Rewrite the passage on abortion starting with "I’m trying harder" and going on through "growing healthy families.", swapping "shame" for "guilt".

[[ READING PASSAGE, beginning ]]

I don’t know why I still struggle a little with being open about my abortions. I guess I just have internalized a tiny bit of that shame, myself.  I froze for a moment when I found out Physicians for Reproductive Health wanted me to talk about my abortions at their public forum event around Roe v. Wade.  I had to have a good talk with myself to get past that!  And then it was fine.  It is important for younger women to know what those pre-Roe v Wade abortions were like, even the ones that were semi-legal like mine—because they were no picnic.  Still, it’s one thing telling colleagues and movement allies about your abortion and another thing sharing it with patients.  It’s a bit delicate, picking when it’s appropriate and when it might diminish what a patient is trying to share about herself, so I tread lightly.  I have to say, every time I have done it, it has been a good thing.  It breaks down myths such as “other women have it together, I’m messed up,” a central theme I find.  Or, “I won’t be OK after this” or “doctors don’t really approve of abortion.”

I’m trying harder to be more out there about my abortions.  I like to think that the cup of shame in me gets a bit smaller each time I tell someone and the part of me that belongs to the community of women who care deeply about children getting raised under the best of circumstances grows bigger each time.  Because that’s what it’s really all about: growing healthy families.

[[ READING PASSAGE, end ]]
[[ DATA LISTING, beginning ]]

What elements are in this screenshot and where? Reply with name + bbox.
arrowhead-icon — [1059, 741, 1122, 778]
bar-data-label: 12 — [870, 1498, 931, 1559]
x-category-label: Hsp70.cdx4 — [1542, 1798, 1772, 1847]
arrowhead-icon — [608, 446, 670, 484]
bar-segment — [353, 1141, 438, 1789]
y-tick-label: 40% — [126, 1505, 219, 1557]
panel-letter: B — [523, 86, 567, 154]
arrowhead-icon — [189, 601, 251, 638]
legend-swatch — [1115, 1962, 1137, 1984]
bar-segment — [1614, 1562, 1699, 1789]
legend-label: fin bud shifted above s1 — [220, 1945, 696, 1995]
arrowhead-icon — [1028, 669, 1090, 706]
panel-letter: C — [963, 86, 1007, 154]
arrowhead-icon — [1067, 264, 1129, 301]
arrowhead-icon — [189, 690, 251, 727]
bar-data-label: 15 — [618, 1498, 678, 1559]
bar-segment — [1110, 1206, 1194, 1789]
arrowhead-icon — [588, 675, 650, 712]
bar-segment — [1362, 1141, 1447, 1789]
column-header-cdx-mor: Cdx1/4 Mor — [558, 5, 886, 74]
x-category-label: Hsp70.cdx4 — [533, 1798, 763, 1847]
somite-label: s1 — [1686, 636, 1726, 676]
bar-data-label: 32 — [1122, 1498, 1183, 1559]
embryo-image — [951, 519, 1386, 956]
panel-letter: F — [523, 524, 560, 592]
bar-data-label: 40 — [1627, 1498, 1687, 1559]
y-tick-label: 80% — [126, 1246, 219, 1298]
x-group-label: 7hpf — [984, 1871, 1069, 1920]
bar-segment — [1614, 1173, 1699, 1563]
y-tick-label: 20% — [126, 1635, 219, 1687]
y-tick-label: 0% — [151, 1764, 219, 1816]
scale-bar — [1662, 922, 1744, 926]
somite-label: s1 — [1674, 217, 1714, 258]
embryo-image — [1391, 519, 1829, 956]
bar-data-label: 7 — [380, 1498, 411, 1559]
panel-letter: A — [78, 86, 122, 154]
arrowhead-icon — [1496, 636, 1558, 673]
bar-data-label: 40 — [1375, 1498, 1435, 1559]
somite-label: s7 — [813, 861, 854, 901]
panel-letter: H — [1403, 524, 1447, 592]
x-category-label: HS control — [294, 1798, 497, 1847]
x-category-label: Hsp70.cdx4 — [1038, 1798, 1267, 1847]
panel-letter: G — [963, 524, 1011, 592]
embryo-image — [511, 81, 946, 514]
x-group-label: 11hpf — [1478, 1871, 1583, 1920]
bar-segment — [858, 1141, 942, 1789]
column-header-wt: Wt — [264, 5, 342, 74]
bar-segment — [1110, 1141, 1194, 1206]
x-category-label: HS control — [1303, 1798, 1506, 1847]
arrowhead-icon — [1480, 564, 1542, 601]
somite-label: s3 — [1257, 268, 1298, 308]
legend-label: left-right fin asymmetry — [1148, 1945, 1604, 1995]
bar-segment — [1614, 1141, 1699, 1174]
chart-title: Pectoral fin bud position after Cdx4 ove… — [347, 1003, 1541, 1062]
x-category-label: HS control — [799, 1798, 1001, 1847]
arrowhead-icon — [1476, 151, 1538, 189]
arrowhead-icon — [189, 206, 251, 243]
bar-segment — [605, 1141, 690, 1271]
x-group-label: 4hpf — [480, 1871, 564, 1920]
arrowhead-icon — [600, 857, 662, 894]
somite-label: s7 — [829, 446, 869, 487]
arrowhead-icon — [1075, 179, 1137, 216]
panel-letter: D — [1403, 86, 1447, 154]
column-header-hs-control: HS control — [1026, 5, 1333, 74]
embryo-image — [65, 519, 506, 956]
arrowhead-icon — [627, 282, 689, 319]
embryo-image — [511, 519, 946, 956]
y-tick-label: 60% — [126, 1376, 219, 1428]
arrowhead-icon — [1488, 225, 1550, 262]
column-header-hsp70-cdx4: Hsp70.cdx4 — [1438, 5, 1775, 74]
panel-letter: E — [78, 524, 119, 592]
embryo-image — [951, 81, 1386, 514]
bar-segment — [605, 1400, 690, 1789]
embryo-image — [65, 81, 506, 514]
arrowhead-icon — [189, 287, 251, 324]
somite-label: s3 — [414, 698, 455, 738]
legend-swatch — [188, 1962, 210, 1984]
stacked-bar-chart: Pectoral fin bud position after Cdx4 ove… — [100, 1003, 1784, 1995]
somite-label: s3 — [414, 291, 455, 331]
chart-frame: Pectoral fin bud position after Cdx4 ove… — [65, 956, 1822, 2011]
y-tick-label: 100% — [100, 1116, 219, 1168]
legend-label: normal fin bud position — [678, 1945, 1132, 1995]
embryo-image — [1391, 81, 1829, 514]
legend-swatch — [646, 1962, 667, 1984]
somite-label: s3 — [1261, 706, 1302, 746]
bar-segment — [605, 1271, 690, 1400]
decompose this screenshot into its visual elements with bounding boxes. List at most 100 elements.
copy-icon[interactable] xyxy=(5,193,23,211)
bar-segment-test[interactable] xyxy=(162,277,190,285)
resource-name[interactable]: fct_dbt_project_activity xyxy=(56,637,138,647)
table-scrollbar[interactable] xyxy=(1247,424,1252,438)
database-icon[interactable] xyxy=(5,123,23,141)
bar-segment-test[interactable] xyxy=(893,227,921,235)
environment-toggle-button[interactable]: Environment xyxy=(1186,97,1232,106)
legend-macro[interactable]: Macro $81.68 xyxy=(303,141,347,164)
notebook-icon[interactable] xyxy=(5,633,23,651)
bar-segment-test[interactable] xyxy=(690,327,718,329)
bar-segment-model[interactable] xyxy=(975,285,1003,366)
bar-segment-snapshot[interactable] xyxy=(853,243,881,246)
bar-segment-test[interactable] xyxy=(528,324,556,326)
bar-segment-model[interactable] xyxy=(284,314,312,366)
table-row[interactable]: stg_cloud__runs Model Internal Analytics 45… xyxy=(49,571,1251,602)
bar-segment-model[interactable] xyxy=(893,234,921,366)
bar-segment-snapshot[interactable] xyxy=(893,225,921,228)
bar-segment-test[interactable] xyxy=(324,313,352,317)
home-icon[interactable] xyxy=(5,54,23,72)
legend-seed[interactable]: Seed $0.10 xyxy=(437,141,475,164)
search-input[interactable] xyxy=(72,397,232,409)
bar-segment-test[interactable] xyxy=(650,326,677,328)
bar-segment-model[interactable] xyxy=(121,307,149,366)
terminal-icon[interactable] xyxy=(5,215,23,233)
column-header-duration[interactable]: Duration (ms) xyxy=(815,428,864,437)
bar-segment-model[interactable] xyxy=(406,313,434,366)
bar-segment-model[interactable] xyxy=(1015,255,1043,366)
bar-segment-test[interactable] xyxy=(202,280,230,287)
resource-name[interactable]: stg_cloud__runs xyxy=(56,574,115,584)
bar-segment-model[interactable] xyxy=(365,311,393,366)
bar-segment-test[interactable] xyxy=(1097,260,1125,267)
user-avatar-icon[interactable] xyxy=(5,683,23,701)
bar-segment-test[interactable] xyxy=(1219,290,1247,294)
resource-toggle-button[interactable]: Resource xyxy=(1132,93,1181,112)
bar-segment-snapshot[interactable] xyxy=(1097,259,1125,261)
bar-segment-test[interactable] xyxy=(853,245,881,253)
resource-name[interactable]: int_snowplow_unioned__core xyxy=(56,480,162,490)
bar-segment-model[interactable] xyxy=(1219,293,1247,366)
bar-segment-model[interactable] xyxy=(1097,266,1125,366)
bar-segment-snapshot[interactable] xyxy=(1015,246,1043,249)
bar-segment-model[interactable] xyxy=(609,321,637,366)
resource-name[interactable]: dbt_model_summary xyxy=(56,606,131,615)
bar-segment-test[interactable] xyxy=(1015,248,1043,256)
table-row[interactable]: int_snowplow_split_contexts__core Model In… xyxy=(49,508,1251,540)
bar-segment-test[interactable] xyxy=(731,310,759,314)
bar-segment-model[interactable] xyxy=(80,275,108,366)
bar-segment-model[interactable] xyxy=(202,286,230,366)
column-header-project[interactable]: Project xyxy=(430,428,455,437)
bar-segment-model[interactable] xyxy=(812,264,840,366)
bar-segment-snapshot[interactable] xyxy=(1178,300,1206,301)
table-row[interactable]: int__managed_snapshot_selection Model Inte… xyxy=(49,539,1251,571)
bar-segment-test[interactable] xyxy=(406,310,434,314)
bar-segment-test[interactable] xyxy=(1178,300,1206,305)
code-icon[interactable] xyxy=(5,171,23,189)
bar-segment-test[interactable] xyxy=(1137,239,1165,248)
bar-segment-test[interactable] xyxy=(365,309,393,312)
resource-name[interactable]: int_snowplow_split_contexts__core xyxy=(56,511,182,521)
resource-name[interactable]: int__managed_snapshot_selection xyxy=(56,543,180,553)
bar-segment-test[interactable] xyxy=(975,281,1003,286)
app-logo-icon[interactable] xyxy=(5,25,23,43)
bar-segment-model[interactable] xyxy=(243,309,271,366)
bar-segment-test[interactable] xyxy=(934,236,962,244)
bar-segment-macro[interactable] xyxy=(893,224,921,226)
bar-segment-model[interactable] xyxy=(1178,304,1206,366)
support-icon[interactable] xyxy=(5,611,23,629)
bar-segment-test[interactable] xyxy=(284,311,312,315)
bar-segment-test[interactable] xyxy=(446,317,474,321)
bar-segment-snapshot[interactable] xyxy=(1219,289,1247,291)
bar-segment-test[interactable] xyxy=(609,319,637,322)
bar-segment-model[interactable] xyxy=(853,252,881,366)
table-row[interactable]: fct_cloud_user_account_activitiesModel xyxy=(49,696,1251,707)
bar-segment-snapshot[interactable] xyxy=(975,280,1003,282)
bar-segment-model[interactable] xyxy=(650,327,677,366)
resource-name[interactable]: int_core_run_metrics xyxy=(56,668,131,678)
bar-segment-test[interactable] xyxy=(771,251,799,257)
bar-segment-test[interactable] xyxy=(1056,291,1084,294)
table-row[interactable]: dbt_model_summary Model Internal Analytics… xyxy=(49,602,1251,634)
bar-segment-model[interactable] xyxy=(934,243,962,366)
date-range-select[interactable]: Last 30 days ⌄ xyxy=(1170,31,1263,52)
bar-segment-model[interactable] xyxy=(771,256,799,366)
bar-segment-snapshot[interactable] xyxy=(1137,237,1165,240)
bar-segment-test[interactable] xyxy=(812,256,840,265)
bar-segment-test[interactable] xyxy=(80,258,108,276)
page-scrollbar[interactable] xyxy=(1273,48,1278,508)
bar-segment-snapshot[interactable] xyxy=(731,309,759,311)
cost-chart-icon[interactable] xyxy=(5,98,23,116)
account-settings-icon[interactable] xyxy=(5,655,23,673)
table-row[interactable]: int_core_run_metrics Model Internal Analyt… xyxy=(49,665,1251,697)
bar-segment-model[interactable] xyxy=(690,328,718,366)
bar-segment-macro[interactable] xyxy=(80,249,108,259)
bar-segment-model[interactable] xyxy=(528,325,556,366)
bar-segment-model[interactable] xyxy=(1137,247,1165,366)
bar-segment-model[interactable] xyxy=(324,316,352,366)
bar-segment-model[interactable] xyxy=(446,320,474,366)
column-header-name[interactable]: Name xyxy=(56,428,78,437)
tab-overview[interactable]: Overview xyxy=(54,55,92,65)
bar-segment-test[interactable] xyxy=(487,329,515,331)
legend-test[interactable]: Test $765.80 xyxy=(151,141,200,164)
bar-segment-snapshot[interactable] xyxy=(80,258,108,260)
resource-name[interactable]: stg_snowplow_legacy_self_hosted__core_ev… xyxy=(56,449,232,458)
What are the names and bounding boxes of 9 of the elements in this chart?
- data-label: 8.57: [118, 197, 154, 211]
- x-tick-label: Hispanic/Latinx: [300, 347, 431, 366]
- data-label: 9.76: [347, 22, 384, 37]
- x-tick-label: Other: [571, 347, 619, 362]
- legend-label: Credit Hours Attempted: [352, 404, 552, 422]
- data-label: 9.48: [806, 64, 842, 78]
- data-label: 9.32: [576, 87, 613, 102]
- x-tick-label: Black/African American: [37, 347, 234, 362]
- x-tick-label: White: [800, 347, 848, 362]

[[ DATA LISTING, end ]]

*TASK ANSWER:*
I’m trying harder to be more out there about my abortions.  I like to think that the cup of guilt in me gets a bit smaller each time I tell someone and the part of me that belongs to the community of women who care deeply about children getting raised under the best of circumstances grows bigger each time.  Because that’s what it’s really all about: growing healthy families.